━━━━━ PROVIDED DATA

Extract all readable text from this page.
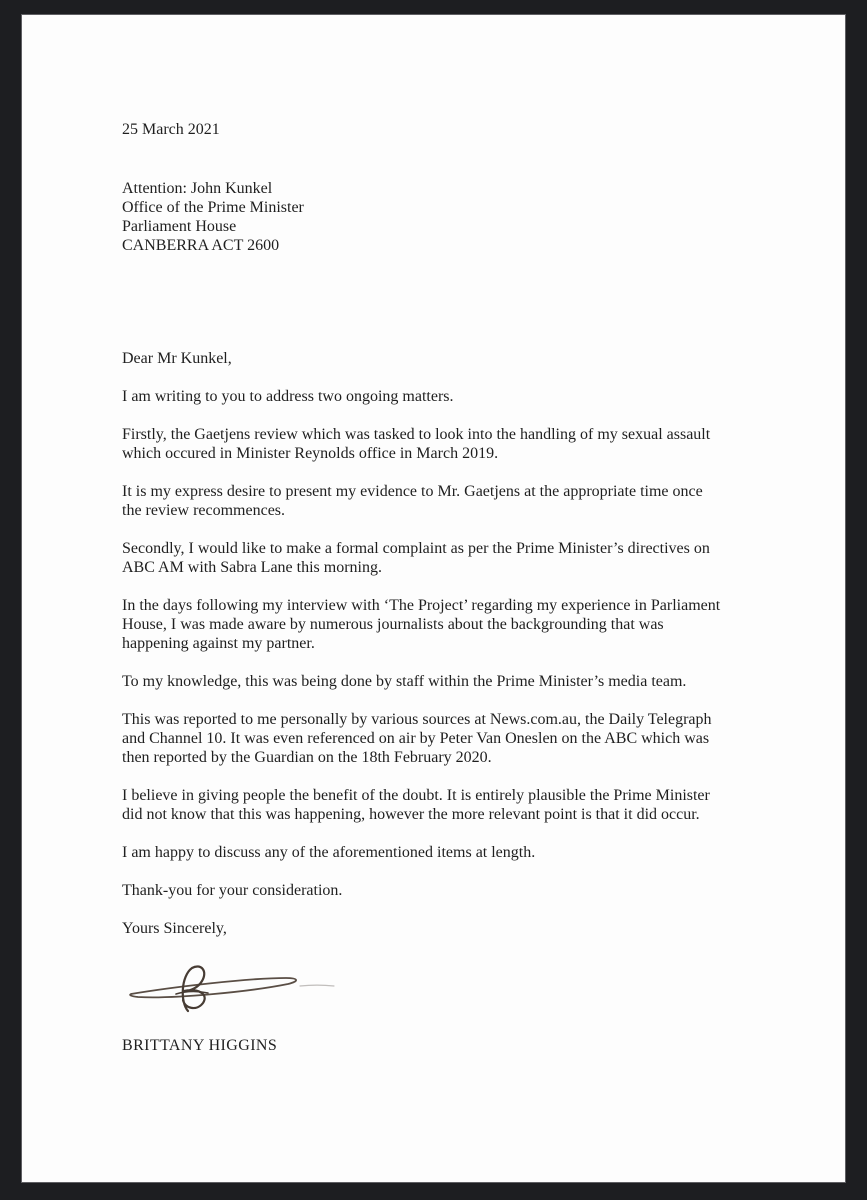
25 March 2021
Attention: John Kunkel
Office of the Prime Minister
Parliament House
CANBERRA ACT 2600

Dear Mr Kunkel,

I am writing to you to address two ongoing matters.

Firstly, the Gaetjens review which was tasked to look into the handling of my sexual assault
which occured in Minister Reynolds office in March 2019.

It is my express desire to present my evidence to Mr. Gaetjens at the appropriate time once
the review recommences.

Secondly, I would like to make a formal complaint as per the Prime Minister’s directives on
ABC AM with Sabra Lane this morning.

In the days following my interview with ‘The Project’ regarding my experience in Parliament
House, I was made aware by numerous journalists about the backgrounding that was
happening against my partner.

To my knowledge, this was being done by staff within the Prime Minister’s media team.

This was reported to me personally by various sources at News.com.au, the Daily Telegraph
and Channel 10. It was even referenced on air by Peter Van Oneslen on the ABC which was
then reported by the Guardian on the 18th February 2020.

I believe in giving people the benefit of the doubt. It is entirely plausible the Prime Minister
did not know that this was happening, however the more relevant point is that it did occur.

I am happy to discuss any of the aforementioned items at length.

Thank-you for your consideration.

Yours Sincerely,

BRITTANY HIGGINS
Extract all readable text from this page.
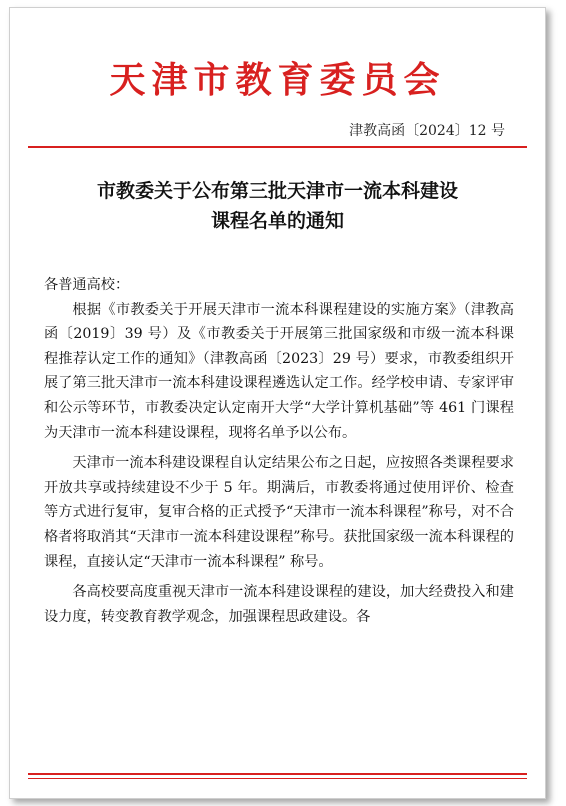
天津市教育委员会
津教高函〔2024〕12 号
市教委关于公布第三批天津市一流本科建设
课程名单的通知

各普通高校：

根据《市教委关于开展天津市一流本科课程建设的实施方案》（津教高函〔2019〕39 号）及《市教委关于开展第三批国家级和市级一流本科课程推荐认定工作的通知》（津教高函〔2023〕29 号）要求，市教委组织开展了第三批天津市一流本科建设课程遴选认定工作。经学校申请、专家评审和公示等环节，市教委决定认定南开大学“大学计算机基础”等 461 门课程为天津市一流本科建设课程，现将名单予以公布。

天津市一流本科建设课程自认定结果公布之日起，应按照各类课程要求开放共享或持续建设不少于 5 年。期满后，市教委将通过使用评价、检查等方式进行复审，复审合格的正式授予“天津市一流本科课程”称号，对不合格者将取消其“天津市一流本科建设课程”称号。获批国家级一流本科课程的课程，直接认定“天津市一流本科课程” 称号。

各高校要高度重视天津市一流本科建设课程的建设，加大经费投入和建设力度，转变教育教学观念，加强课程思政建设。各
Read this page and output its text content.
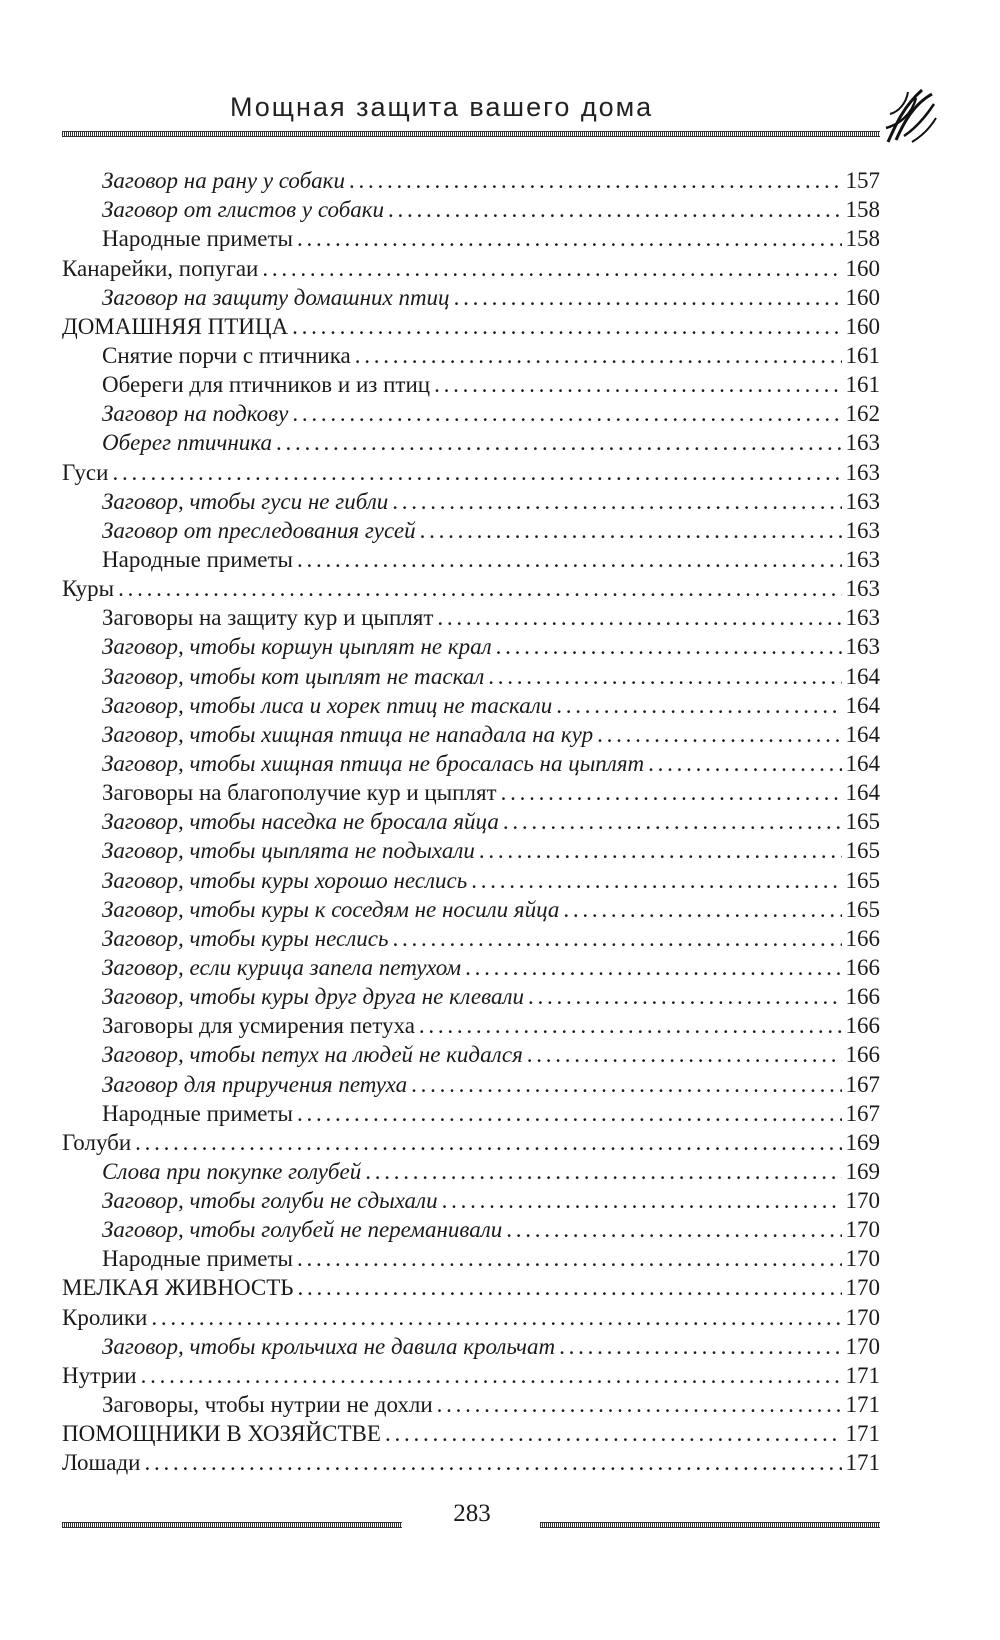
Мощная защита вашего дома
Заговор на рану у собаки . . .	157
Заговор от глистов у собаки . . .	158
Народные приметы . . .	158
Канарейки, попугаи . . .	160
Заговор на защиту домашних птиц . . .	160
ДОМАШНЯЯ ПТИЦА . . .	160
Снятие порчи с птичника . . .	161
Обереги для птичников и из птиц . . .	161
Заговор на подкову . . .	162
Оберег птичника . . .	163
Гуси . . .	163
Заговор, чтобы гуси не гибли . . .	163
Заговор от преследования гусей . . .	163
Народные приметы . . .	163
Куры . . .	163
Заговоры на защиту кур и цыплят . . .	163
Заговор, чтобы коршун цыплят не крал . . .	163
Заговор, чтобы кот цыплят не таскал . . .	164
Заговор, чтобы лиса и хорек птиц не таскали . . .	164
Заговор, чтобы хищная птица не нападала на кур . . .	164
Заговор, чтобы хищная птица не бросалась на цыплят . . .	164
Заговоры на благополучие кур и цыплят . . .	164
Заговор, чтобы наседка не бросала яйца . . .	165
Заговор, чтобы цыплята не подыхали . . .	165
Заговор, чтобы куры хорошо неслись . . .	165
Заговор, чтобы куры к соседям не носили яйца . . .	165
Заговор, чтобы куры неслись . . .	166
Заговор, если курица запела петухом . . .	166
Заговор, чтобы куры друг друга не клевали . . .	166
Заговоры для усмирения петуха . . .	166
Заговор, чтобы петух на людей не кидался . . .	166
Заговор для приручения петуха . . .	167
Народные приметы . . .	167
Голуби . . .	169
Слова при покупке голубей . . .	169
Заговор, чтобы голуби не сдыхали . . .	170
Заговор, чтобы голубей не переманивали . . .	170
Народные приметы . . .	170
МЕЛКАЯ ЖИВНОСТЬ . . .	170
Кролики . . .	170
Заговор, чтобы крольчиха не давила крольчат . . .	170
Нутрии . . .	171
Заговоры, чтобы нутрии не дохли . . .	171
ПОМОЩНИКИ В ХОЗЯЙСТВЕ . . .	171
Лошади . . .	171
283
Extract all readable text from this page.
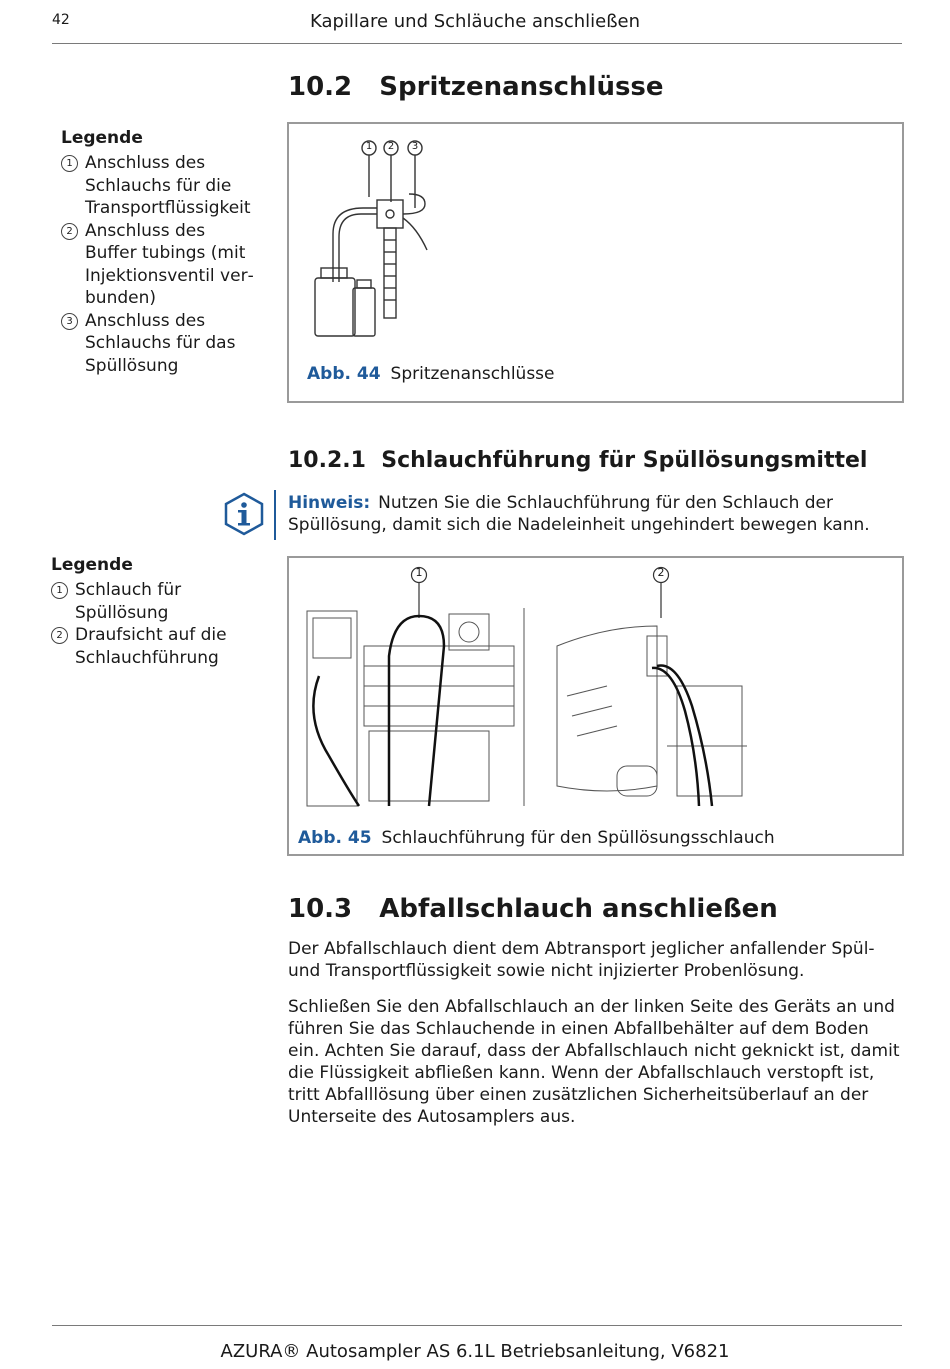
42	Kapillare und Schläuche anschließen
10.2   Spritzenanschlüsse
Legende
1 Anschluss des Schlauchs für die Transportflüssigkeit
2 Anschluss des Buffer tubings (mit Injektionsventil verbunden)
3 Anschluss des Schlauchs für das Spüllösung
1 2 3
Abb. 44 Spritzenanschlüsse
10.2.1  Schlauchführung für Spüllösungsmittel
Hinweis: Nutzen Sie die Schlauchführung für den Schlauch der Spüllösung, damit sich die Nadeleinheit ungehindert bewegen kann.
Legende
1 Schlauch für Spüllösung
2 Draufsicht auf die Schlauchführung
1	2
Abb. 45 Schlauchführung für den Spüllösungsschlauch
10.3   Abfallschlauch anschließen

Der Abfallschlauch dient dem Abtransport jeglicher anfallender Spül- und Transportflüssigkeit sowie nicht injizierter Probenlösung.

Schließen Sie den Abfallschlauch an der linken Seite des Geräts an und führen Sie das Schlauchende in einen Abfallbehälter auf dem Boden ein. Achten Sie darauf, dass der Abfallschlauch nicht geknickt ist, damit die Flüssigkeit abfließen kann. Wenn der Abfallschlauch verstopft ist, tritt Abfalllösung über einen zusätzlichen Sicherheitsüberlauf an der Unterseite des Autosamplers aus.

AZURA® Autosampler AS 6.1L Betriebsanleitung, V6821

━━━━━━━━━━

> STATED EXERCISE: Every line is to be duplicated exactly, though pictures stay out.

> RESULT FOR THIS TASK:
Extract all readable text from this page.
25 March 2021
Attention: John Kunkel
Office of the Prime Minister
Parliament House
CANBERRA ACT 2600

Dear Mr Kunkel,

I am writing to you to address two ongoing matters.

Firstly, the Gaetjens review which was tasked to look into the handling of my sexual assault
which occured in Minister Reynolds office in March 2019.

It is my express desire to present my evidence to Mr. Gaetjens at the appropriate time once
the review recommences.

Secondly, I would like to make a formal complaint as per the Prime Minister’s directives on
ABC AM with Sabra Lane this morning.

In the days following my interview with ‘The Project’ regarding my experience in Parliament
House, I was made aware by numerous journalists about the backgrounding that was
happening against my partner.

To my knowledge, this was being done by staff within the Prime Minister’s media team.

This was reported to me personally by various sources at News.com.au, the Daily Telegraph
and Channel 10. It was even referenced on air by Peter Van Oneslen on the ABC which was
then reported by the Guardian on the 18th February 2020.

I believe in giving people the benefit of the doubt. It is entirely plausible the Prime Minister
did not know that this was happening, however the more relevant point is that it did occur.

I am happy to discuss any of the aforementioned items at length.

Thank-you for your consideration.

Yours Sincerely,

BRITTANY HIGGINS
Extract all readable text from this page.
天津市教育委员会
津教高函〔2024〕12 号
市教委关于公布第三批天津市一流本科建设
课程名单的通知

各普通高校：

根据《市教委关于开展天津市一流本科课程建设的实施方案》（津教高函〔2019〕39 号）及《市教委关于开展第三批国家级和市级一流本科课程推荐认定工作的通知》（津教高函〔2023〕29 号）要求，市教委组织开展了第三批天津市一流本科建设课程遴选认定工作。经学校申请、专家评审和公示等环节，市教委决定认定南开大学“大学计算机基础”等 461 门课程为天津市一流本科建设课程，现将名单予以公布。

天津市一流本科建设课程自认定结果公布之日起，应按照各类课程要求开放共享或持续建设不少于 5 年。期满后，市教委将通过使用评价、检查等方式进行复审，复审合格的正式授予“天津市一流本科课程”称号，对不合格者将取消其“天津市一流本科建设课程”称号。获批国家级一流本科课程的课程，直接认定“天津市一流本科课程” 称号。

各高校要高度重视天津市一流本科建设课程的建设，加大经费投入和建设力度，转变教育教学观念，加强课程思政建设。各
Read this page and output its text content.
Мощная защита вашего дома
Заговор на рану у собаки . . .	157
Заговор от глистов у собаки . . .	158
Народные приметы . . .	158
Канарейки, попугаи . . .	160
Заговор на защиту домашних птиц . . .	160
ДОМАШНЯЯ ПТИЦА . . .	160
Снятие порчи с птичника . . .	161
Обереги для птичников и из птиц . . .	161
Заговор на подкову . . .	162
Оберег птичника . . .	163
Гуси . . .	163
Заговор, чтобы гуси не гибли . . .	163
Заговор от преследования гусей . . .	163
Народные приметы . . .	163
Куры . . .	163
Заговоры на защиту кур и цыплят . . .	163
Заговор, чтобы коршун цыплят не крал . . .	163
Заговор, чтобы кот цыплят не таскал . . .	164
Заговор, чтобы лиса и хорек птиц не таскали . . .	164
Заговор, чтобы хищная птица не нападала на кур . . .	164
Заговор, чтобы хищная птица не бросалась на цыплят . . .	164
Заговоры на благополучие кур и цыплят . . .	164
Заговор, чтобы наседка не бросала яйца . . .	165
Заговор, чтобы цыплята не подыхали . . .	165
Заговор, чтобы куры хорошо неслись . . .	165
Заговор, чтобы куры к соседям не носили яйца . . .	165
Заговор, чтобы куры неслись . . .	166
Заговор, если курица запела петухом . . .	166
Заговор, чтобы куры друг друга не клевали . . .	166
Заговоры для усмирения петуха . . .	166
Заговор, чтобы петух на людей не кидался . . .	166
Заговор для приручения петуха . . .	167
Народные приметы . . .	167
Голуби . . .	169
Слова при покупке голубей . . .	169
Заговор, чтобы голуби не сдыхали . . .	170
Заговор, чтобы голубей не переманивали . . .	170
Народные приметы . . .	170
МЕЛКАЯ ЖИВНОСТЬ . . .	170
Кролики . . .	170
Заговор, чтобы крольчиха не давила крольчат . . .	170
Нутрии . . .	171
Заговоры, чтобы нутрии не дохли . . .	171
ПОМОЩНИКИ В ХОЗЯЙСТВЕ . . .	171
Лошади . . .	171
283
Extract all readable text from this page.
42	Kapillare und Schläuche anschließen
10.2   Spritzenanschlüsse
Legende
1 Anschluss des Schlauchs für die Transportflüssigkeit
2 Anschluss des Buffer tubings (mit Injektionsventil verbunden)
3 Anschluss des Schlauchs für das Spüllösung
1 2 3
Abb. 44 Spritzenanschlüsse
10.2.1  Schlauchführung für Spüllösungsmittel
Hinweis: Nutzen Sie die Schlauchführung für den Schlauch der Spüllösung, damit sich die Nadeleinheit ungehindert bewegen kann.
Legende
1 Schlauch für Spüllösung
2 Draufsicht auf die Schlauchführung
1	2
Abb. 45 Schlauchführung für den Spüllösungsschlauch
10.3   Abfallschlauch anschließen

Der Abfallschlauch dient dem Abtransport jeglicher anfallender Spül- und Transportflüssigkeit sowie nicht injizierter Probenlösung.

Schließen Sie den Abfallschlauch an der linken Seite des Geräts an und führen Sie das Schlauchende in einen Abfallbehälter auf dem Boden ein. Achten Sie darauf, dass der Abfallschlauch nicht geknickt ist, damit die Flüssigkeit abfließen kann. Wenn der Abfallschlauch verstopft ist, tritt Abfalllösung über einen zusätzlichen Sicherheitsüberlauf an der Unterseite des Autosamplers aus.

AZURA® Autosampler AS 6.1L Betriebsanleitung, V6821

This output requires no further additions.